**Your goal:** Send back the records in full, character for character.

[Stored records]
■ ■ ■ ■

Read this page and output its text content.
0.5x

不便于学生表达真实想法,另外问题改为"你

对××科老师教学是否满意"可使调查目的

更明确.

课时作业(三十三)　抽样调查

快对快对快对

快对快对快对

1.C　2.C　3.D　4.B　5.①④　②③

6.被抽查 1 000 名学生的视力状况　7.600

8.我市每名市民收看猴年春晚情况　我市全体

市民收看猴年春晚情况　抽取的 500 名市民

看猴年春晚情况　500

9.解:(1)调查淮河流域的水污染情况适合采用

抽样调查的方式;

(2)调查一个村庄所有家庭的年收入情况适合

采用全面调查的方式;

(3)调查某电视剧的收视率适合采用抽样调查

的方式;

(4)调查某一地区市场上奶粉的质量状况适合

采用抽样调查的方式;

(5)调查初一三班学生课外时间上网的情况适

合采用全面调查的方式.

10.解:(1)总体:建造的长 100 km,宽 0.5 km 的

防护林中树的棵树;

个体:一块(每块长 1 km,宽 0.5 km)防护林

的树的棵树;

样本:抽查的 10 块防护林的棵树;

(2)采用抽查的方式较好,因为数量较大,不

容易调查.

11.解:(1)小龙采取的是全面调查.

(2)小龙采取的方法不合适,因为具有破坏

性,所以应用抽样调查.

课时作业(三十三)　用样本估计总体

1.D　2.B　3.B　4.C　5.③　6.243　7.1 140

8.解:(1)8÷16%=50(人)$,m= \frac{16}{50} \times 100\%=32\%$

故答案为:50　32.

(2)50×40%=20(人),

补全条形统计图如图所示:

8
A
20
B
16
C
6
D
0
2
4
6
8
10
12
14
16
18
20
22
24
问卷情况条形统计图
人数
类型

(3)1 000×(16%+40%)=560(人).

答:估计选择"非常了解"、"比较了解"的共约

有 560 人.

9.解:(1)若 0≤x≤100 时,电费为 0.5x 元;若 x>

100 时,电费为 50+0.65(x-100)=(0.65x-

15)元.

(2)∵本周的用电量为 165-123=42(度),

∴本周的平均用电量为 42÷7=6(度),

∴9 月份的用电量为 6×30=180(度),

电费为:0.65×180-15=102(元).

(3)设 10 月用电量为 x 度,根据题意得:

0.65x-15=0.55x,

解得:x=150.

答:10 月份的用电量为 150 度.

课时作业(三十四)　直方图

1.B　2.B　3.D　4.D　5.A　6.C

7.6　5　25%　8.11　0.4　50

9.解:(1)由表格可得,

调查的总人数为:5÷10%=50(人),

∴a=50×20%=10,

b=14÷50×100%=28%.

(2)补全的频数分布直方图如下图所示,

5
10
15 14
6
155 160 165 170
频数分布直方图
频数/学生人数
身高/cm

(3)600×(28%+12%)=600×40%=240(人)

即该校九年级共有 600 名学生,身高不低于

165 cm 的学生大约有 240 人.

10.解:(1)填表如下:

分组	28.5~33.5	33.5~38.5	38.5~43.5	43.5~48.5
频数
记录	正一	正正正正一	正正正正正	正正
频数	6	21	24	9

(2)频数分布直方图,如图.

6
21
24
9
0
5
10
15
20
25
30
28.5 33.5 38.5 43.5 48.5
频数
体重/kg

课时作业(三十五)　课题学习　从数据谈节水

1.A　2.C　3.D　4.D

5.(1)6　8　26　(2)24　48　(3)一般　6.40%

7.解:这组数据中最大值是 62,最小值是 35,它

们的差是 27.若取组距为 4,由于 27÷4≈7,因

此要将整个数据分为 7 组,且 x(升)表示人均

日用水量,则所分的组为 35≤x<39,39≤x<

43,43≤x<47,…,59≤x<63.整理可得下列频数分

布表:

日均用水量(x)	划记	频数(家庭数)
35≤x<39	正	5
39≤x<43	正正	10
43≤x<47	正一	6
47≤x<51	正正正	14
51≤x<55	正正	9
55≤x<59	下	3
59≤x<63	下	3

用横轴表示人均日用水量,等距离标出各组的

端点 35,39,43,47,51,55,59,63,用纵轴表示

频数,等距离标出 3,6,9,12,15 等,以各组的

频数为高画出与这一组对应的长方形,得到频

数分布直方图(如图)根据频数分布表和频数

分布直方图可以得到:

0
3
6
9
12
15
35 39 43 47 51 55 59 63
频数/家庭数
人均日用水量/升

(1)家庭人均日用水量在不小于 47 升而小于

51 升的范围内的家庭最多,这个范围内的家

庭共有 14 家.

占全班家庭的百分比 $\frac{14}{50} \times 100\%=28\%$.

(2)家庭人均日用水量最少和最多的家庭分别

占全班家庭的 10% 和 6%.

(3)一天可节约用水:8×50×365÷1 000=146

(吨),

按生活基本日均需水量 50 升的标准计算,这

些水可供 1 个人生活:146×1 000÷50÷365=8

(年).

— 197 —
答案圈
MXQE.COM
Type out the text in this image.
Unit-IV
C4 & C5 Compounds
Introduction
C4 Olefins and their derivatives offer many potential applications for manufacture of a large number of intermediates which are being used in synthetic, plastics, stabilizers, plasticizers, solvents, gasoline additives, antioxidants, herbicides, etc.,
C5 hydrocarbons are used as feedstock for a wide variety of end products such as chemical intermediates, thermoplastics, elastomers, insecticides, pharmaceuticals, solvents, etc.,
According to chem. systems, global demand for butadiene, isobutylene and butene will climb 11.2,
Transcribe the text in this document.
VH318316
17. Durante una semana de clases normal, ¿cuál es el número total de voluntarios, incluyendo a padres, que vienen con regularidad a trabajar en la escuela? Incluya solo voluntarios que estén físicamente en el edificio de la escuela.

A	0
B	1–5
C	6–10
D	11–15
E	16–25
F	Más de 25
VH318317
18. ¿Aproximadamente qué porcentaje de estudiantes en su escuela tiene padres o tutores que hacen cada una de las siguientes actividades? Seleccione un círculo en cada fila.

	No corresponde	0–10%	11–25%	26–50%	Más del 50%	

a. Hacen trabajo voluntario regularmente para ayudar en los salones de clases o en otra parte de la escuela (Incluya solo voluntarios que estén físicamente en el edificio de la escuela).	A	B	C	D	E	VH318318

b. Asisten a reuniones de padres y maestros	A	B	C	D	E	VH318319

■ ■ ■ ■

**Finished exercise:**
Read this page and output its text content.
0.5x

不便于学生表达真实想法,另外问题改为"你

对××科老师教学是否满意"可使调查目的

更明确.

课时作业(三十三)　抽样调查

快对快对快对

快对快对快对

1.C　2.C　3.D　4.B　5.①④　②③

6.被抽查 1 000 名学生的视力状况　7.600

8.我市每名市民收看猴年春晚情况　我市全体

市民收看猴年春晚情况　抽取的 500 名市民

看猴年春晚情况　500

9.解:(1)调查淮河流域的水污染情况适合采用

抽样调查的方式;

(2)调查一个村庄所有家庭的年收入情况适合

采用全面调查的方式;

(3)调查某电视剧的收视率适合采用抽样调查

的方式;

(4)调查某一地区市场上奶粉的质量状况适合

采用抽样调查的方式;

(5)调查初一三班学生课外时间上网的情况适

合采用全面调查的方式.

10.解:(1)总体:建造的长 100 km,宽 0.5 km 的

防护林中树的棵树;

个体:一块(每块长 1 km,宽 0.5 km)防护林

的树的棵树;

样本:抽查的 10 块防护林的棵树;

(2)采用抽查的方式较好,因为数量较大,不

容易调查.

11.解:(1)小龙采取的是全面调查.

(2)小龙采取的方法不合适,因为具有破坏

性,所以应用抽样调查.

课时作业(三十三)　用样本估计总体

1.D　2.B　3.B　4.C　5.③　6.243　7.1 140

8.解:(1)8÷16%=50(人)$,m= \frac{16}{50} \times 100\%=32\%$

故答案为:50　32.

(2)50×40%=20(人),

补全条形统计图如图所示:

8
A
20
B
16
C
6
D
0
2
4
6
8
10
12
14
16
18
20
22
24
问卷情况条形统计图
人数
类型

(3)1 000×(16%+40%)=560(人).

答:估计选择"非常了解"、"比较了解"的共约

有 560 人.

9.解:(1)若 0≤x≤100 时,电费为 0.5x 元;若 x>

100 时,电费为 50+0.65(x-100)=(0.65x-

15)元.

(2)∵本周的用电量为 165-123=42(度),

∴本周的平均用电量为 42÷7=6(度),

∴9 月份的用电量为 6×30=180(度),

电费为:0.65×180-15=102(元).

(3)设 10 月用电量为 x 度,根据题意得:

0.65x-15=0.55x,

解得:x=150.

答:10 月份的用电量为 150 度.

课时作业(三十四)　直方图

1.B　2.B　3.D　4.D　5.A　6.C

7.6　5　25%　8.11　0.4　50

9.解:(1)由表格可得,

调查的总人数为:5÷10%=50(人),

∴a=50×20%=10,

b=14÷50×100%=28%.

(2)补全的频数分布直方图如下图所示,

5
10
15 14
6
155 160 165 170
频数分布直方图
频数/学生人数
身高/cm

(3)600×(28%+12%)=600×40%=240(人)

即该校九年级共有 600 名学生,身高不低于

165 cm 的学生大约有 240 人.

10.解:(1)填表如下:

分组	28.5~33.5	33.5~38.5	38.5~43.5	43.5~48.5
频数
记录	正一	正正正正一	正正正正正	正正
频数	6	21	24	9

(2)频数分布直方图,如图.

6
21
24
9
0
5
10
15
20
25
30
28.5 33.5 38.5 43.5 48.5
频数
体重/kg

课时作业(三十五)　课题学习　从数据谈节水

1.A　2.C　3.D　4.D

5.(1)6　8　26　(2)24　48　(3)一般　6.40%

7.解:这组数据中最大值是 62,最小值是 35,它

们的差是 27.若取组距为 4,由于 27÷4≈7,因

此要将整个数据分为 7 组,且 x(升)表示人均

日用水量,则所分的组为 35≤x<39,39≤x<

43,43≤x<47,…,59≤x<63.整理可得下列频数分

布表:

日均用水量(x)	划记	频数(家庭数)
35≤x<39	正	5
39≤x<43	正正	10
43≤x<47	正一	6
47≤x<51	正正正	14
51≤x<55	正正	9
55≤x<59	下	3
59≤x<63	下	3

用横轴表示人均日用水量,等距离标出各组的

端点 35,39,43,47,51,55,59,63,用纵轴表示

频数,等距离标出 3,6,9,12,15 等,以各组的

频数为高画出与这一组对应的长方形,得到频

数分布直方图(如图)根据频数分布表和频数

分布直方图可以得到:

0
3
6
9
12
15
35 39 43 47 51 55 59 63
频数/家庭数
人均日用水量/升

(1)家庭人均日用水量在不小于 47 升而小于

51 升的范围内的家庭最多,这个范围内的家

庭共有 14 家.

占全班家庭的百分比 $\frac{14}{50} \times 100\%=28\%$.

(2)家庭人均日用水量最少和最多的家庭分别

占全班家庭的 10% 和 6%.

(3)一天可节约用水:8×50×365÷1 000=146

(吨),

按生活基本日均需水量 50 升的标准计算,这

些水可供 1 个人生活:146×1 000÷50÷365=8

(年).

— 197 —
答案圈
MXQE.COM
Type out the text in this image.
Unit-IV
C4 & C5 Compounds
Introduction
C4 Olefins and their derivatives offer many potential applications for manufacture of a large number of intermediates which are being used in synthetic, plastics, stabilizers, plasticizers, solvents, gasoline additives, antioxidants, herbicides, etc.,
C5 hydrocarbons are used as feedstock for a wide variety of end products such as chemical intermediates, thermoplastics, elastomers, insecticides, pharmaceuticals, solvents, etc.,
According to chem. systems, global demand for butadiene, isobutylene and butene will climb 11.2,
Transcribe the text in this document.
VH318316
17. Durante una semana de clases normal, ¿cuál es el número total de voluntarios, incluyendo a padres, que vienen con regularidad a trabajar en la escuela? Incluya solo voluntarios que estén físicamente en el edificio de la escuela.

A	0
B	1–5
C	6–10
D	11–15
E	16–25
F	Más de 25
VH318317
18. ¿Aproximadamente qué porcentaje de estudiantes en su escuela tiene padres o tutores que hacen cada una de las siguientes actividades? Seleccione un círculo en cada fila.

	No corresponde	0–10%	11–25%	26–50%	Más del 50%	

a. Hacen trabajo voluntario regularmente para ayudar en los salones de clases o en otra parte de la escuela (Incluya solo voluntarios que estén físicamente en el edificio de la escuela).	A	B	C	D	E	VH318318

b. Asisten a reuniones de padres y maestros	A	B	C	D	E	VH318319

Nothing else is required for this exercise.